Figure content listings:
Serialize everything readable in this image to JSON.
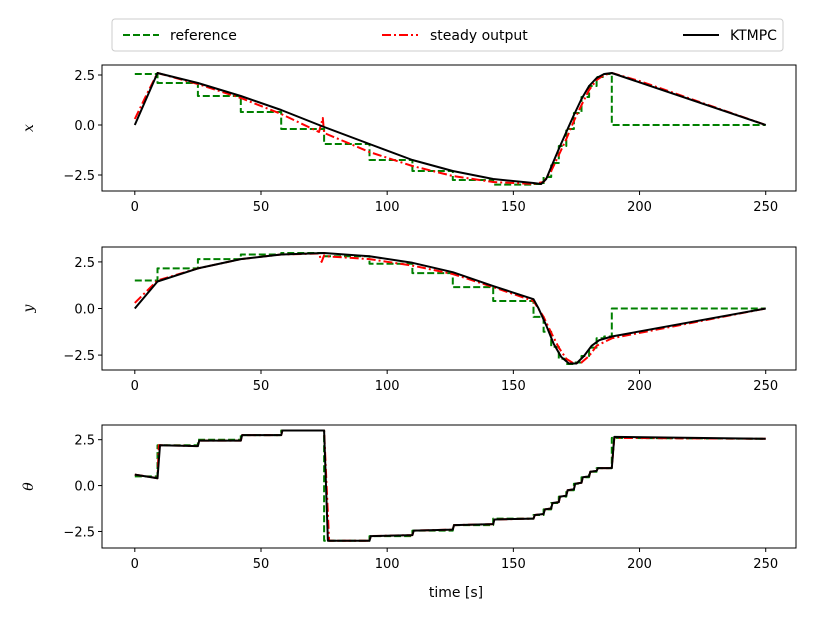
{
  "chart_data": {
    "type": "line",
    "legend": {
      "placement": "top",
      "entries": [
        {
          "label": "reference",
          "color": "#008000",
          "style": "dashed"
        },
        {
          "label": "steady output",
          "color": "#ff0000",
          "style": "dashdot"
        },
        {
          "label": "KTMPC",
          "color": "#000000",
          "style": "solid"
        }
      ]
    },
    "xlabel": "time [s]",
    "xlim": [
      -13,
      262
    ],
    "xticks": [
      0,
      50,
      100,
      150,
      200,
      250
    ],
    "grid": false,
    "subplots": [
      {
        "ylabel": "x",
        "ylim": [
          -3.3,
          3.0
        ],
        "yticks": [
          2.5,
          0.0,
          -2.5
        ],
        "yticklabels": [
          "2.5",
          "0.0",
          "−2.5"
        ],
        "series": [
          {
            "name": "reference",
            "x": [
              0,
              9,
              9,
              25,
              25,
              42,
              42,
              58,
              58,
              75,
              75,
              93,
              93,
              110,
              110,
              126,
              126,
              142,
              142,
              158,
              158,
              162,
              162,
              165,
              165,
              168,
              168,
              171,
              171,
              174,
              174,
              177,
              177,
              180,
              180,
              183,
              183,
              186,
              186,
              189,
              189,
              250
            ],
            "y": [
              2.55,
              2.55,
              2.1,
              2.1,
              1.45,
              1.45,
              0.65,
              0.65,
              -0.2,
              -0.2,
              -0.95,
              -0.95,
              -1.75,
              -1.75,
              -2.3,
              -2.3,
              -2.75,
              -2.75,
              -2.98,
              -2.98,
              -2.95,
              -2.95,
              -2.6,
              -2.6,
              -1.9,
              -1.9,
              -1.05,
              -1.05,
              -0.2,
              -0.2,
              0.6,
              0.6,
              1.4,
              1.4,
              1.95,
              1.95,
              2.4,
              2.4,
              2.55,
              2.55,
              0.0,
              0.0
            ]
          },
          {
            "name": "steady output",
            "x": [
              0,
              5,
              9,
              25,
              42,
              58,
              73,
              74.5,
              75,
              76,
              93,
              110,
              126,
              142,
              158,
              162,
              165,
              168,
              171,
              174,
              177,
              180,
              183,
              186,
              189,
              200,
              250
            ],
            "y": [
              0.3,
              1.6,
              2.6,
              2.05,
              1.35,
              0.55,
              -0.35,
              0.35,
              -0.4,
              -0.45,
              -1.35,
              -2.05,
              -2.55,
              -2.85,
              -2.95,
              -2.85,
              -2.3,
              -1.5,
              -0.7,
              0.2,
              1.0,
              1.75,
              2.25,
              2.5,
              2.6,
              2.2,
              0.0
            ]
          },
          {
            "name": "KTMPC",
            "x": [
              0,
              9,
              25,
              42,
              58,
              75,
              93,
              110,
              126,
              142,
              158,
              161,
              163,
              165,
              168,
              171,
              174,
              177,
              180,
              183,
              186,
              189,
              250
            ],
            "y": [
              0.0,
              2.6,
              2.1,
              1.45,
              0.75,
              -0.1,
              -0.95,
              -1.75,
              -2.3,
              -2.7,
              -2.9,
              -2.95,
              -2.7,
              -2.1,
              -1.2,
              -0.35,
              0.5,
              1.3,
              1.95,
              2.35,
              2.55,
              2.6,
              0.0
            ]
          }
        ]
      },
      {
        "ylabel": "y",
        "ylim": [
          -3.3,
          3.3
        ],
        "yticks": [
          2.5,
          0.0,
          -2.5
        ],
        "yticklabels": [
          "2.5",
          "0.0",
          "−2.5"
        ],
        "series": [
          {
            "name": "reference",
            "x": [
              0,
              9,
              9,
              25,
              25,
              42,
              42,
              58,
              58,
              75,
              75,
              93,
              93,
              110,
              110,
              126,
              126,
              142,
              142,
              158,
              158,
              162,
              162,
              165,
              165,
              168,
              168,
              171,
              171,
              174,
              174,
              177,
              177,
              180,
              180,
              183,
              183,
              186,
              186,
              189,
              189,
              250
            ],
            "y": [
              1.5,
              1.5,
              2.15,
              2.15,
              2.65,
              2.65,
              2.9,
              2.9,
              2.98,
              2.98,
              2.8,
              2.8,
              2.4,
              2.4,
              1.9,
              1.9,
              1.15,
              1.15,
              0.4,
              0.4,
              -0.45,
              -0.45,
              -1.25,
              -1.25,
              -2.05,
              -2.05,
              -2.7,
              -2.7,
              -2.98,
              -2.98,
              -2.9,
              -2.9,
              -2.55,
              -2.55,
              -2.1,
              -2.1,
              -1.6,
              -1.6,
              -1.5,
              -1.5,
              0.0,
              0.0
            ]
          },
          {
            "name": "steady output",
            "x": [
              0,
              9,
              25,
              42,
              58,
              73,
              74,
              75,
              76,
              93,
              110,
              126,
              142,
              158,
              162,
              165,
              168,
              171,
              174,
              177,
              180,
              183,
              189,
              250
            ],
            "y": [
              0.3,
              1.5,
              2.15,
              2.65,
              2.9,
              2.95,
              2.5,
              2.85,
              2.8,
              2.65,
              2.3,
              1.85,
              1.15,
              0.4,
              -0.45,
              -1.3,
              -2.1,
              -2.7,
              -2.95,
              -2.9,
              -2.55,
              -2.0,
              -1.6,
              0.0
            ]
          },
          {
            "name": "KTMPC",
            "x": [
              0,
              9,
              25,
              42,
              58,
              75,
              93,
              110,
              126,
              142,
              158,
              160,
              163,
              166,
              169,
              172,
              175,
              178,
              181,
              184,
              189,
              250
            ],
            "y": [
              0.0,
              1.45,
              2.15,
              2.65,
              2.9,
              2.98,
              2.8,
              2.45,
              1.95,
              1.2,
              0.5,
              0.0,
              -0.9,
              -1.9,
              -2.6,
              -2.95,
              -2.95,
              -2.55,
              -2.0,
              -1.7,
              -1.5,
              0.0
            ]
          }
        ]
      },
      {
        "ylabel": "θ",
        "ylim": [
          -3.4,
          3.3
        ],
        "yticks": [
          2.5,
          0.0,
          -2.5
        ],
        "yticklabels": [
          "2.5",
          "0.0",
          "−2.5"
        ],
        "series": [
          {
            "name": "reference",
            "x": [
              0,
              9,
              9,
              25,
              25,
              42,
              42,
              58,
              58,
              75,
              75,
              93,
              93,
              110,
              110,
              126,
              126,
              142,
              142,
              158,
              158,
              162,
              162,
              165,
              165,
              168,
              168,
              171,
              171,
              174,
              174,
              177,
              177,
              180,
              180,
              183,
              183,
              186,
              186,
              189,
              189,
              250
            ],
            "y": [
              0.5,
              0.5,
              2.2,
              2.2,
              2.5,
              2.5,
              2.75,
              2.75,
              3.0,
              3.0,
              -3.0,
              -3.0,
              -2.75,
              -2.75,
              -2.45,
              -2.45,
              -2.15,
              -2.15,
              -1.8,
              -1.8,
              -1.6,
              -1.6,
              -1.3,
              -1.3,
              -0.95,
              -0.95,
              -0.6,
              -0.6,
              -0.25,
              -0.25,
              0.1,
              0.1,
              0.45,
              0.45,
              0.75,
              0.75,
              0.95,
              0.95,
              0.95,
              0.95,
              2.6,
              2.55
            ]
          },
          {
            "name": "steady output",
            "x": [
              0,
              9,
              9.5,
              25,
              25.5,
              42,
              42.5,
              58,
              58.5,
              75,
              77,
              93,
              93.5,
              110,
              110.5,
              126,
              126.5,
              142,
              142.5,
              158,
              158.5,
              162,
              162.5,
              165,
              165.5,
              168,
              168.5,
              171,
              171.5,
              174,
              174.5,
              177,
              177.5,
              180,
              180.5,
              183,
              183.5,
              186,
              186.5,
              189,
              190,
              250
            ],
            "y": [
              0.6,
              0.4,
              2.2,
              2.15,
              2.45,
              2.45,
              2.75,
              2.75,
              3.0,
              3.0,
              -3.0,
              -3.0,
              -2.75,
              -2.7,
              -2.45,
              -2.4,
              -2.15,
              -2.1,
              -1.85,
              -1.8,
              -1.6,
              -1.55,
              -1.3,
              -1.25,
              -0.95,
              -0.9,
              -0.6,
              -0.55,
              -0.25,
              -0.2,
              0.1,
              0.15,
              0.45,
              0.5,
              0.75,
              0.8,
              0.95,
              0.95,
              0.95,
              0.95,
              2.6,
              2.55
            ]
          },
          {
            "name": "KTMPC",
            "x": [
              0,
              9,
              10,
              25,
              25.5,
              42,
              42.5,
              58,
              58.5,
              75,
              76.5,
              93,
              93.5,
              110,
              110.5,
              126,
              126.5,
              142,
              142.5,
              158,
              158.5,
              162,
              162.5,
              165,
              165.5,
              168,
              168.5,
              171,
              171.5,
              174,
              174.5,
              177,
              177.5,
              180,
              180.5,
              183,
              183.5,
              186,
              186.5,
              189,
              190,
              250
            ],
            "y": [
              0.6,
              0.4,
              2.2,
              2.15,
              2.45,
              2.45,
              2.75,
              2.75,
              3.0,
              3.0,
              -3.0,
              -3.0,
              -2.75,
              -2.7,
              -2.45,
              -2.4,
              -2.15,
              -2.1,
              -1.85,
              -1.8,
              -1.6,
              -1.55,
              -1.3,
              -1.25,
              -0.95,
              -0.9,
              -0.6,
              -0.55,
              -0.25,
              -0.2,
              0.1,
              0.15,
              0.45,
              0.5,
              0.75,
              0.8,
              0.95,
              0.95,
              0.95,
              0.95,
              2.65,
              2.55
            ]
          }
        ]
      }
    ]
  }
}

● Problem description:
Extract, from the material above, each line holding the word "color".

● Solution:
          "color": "#008000",
          "color": "#ff0000",
          "color": "#000000",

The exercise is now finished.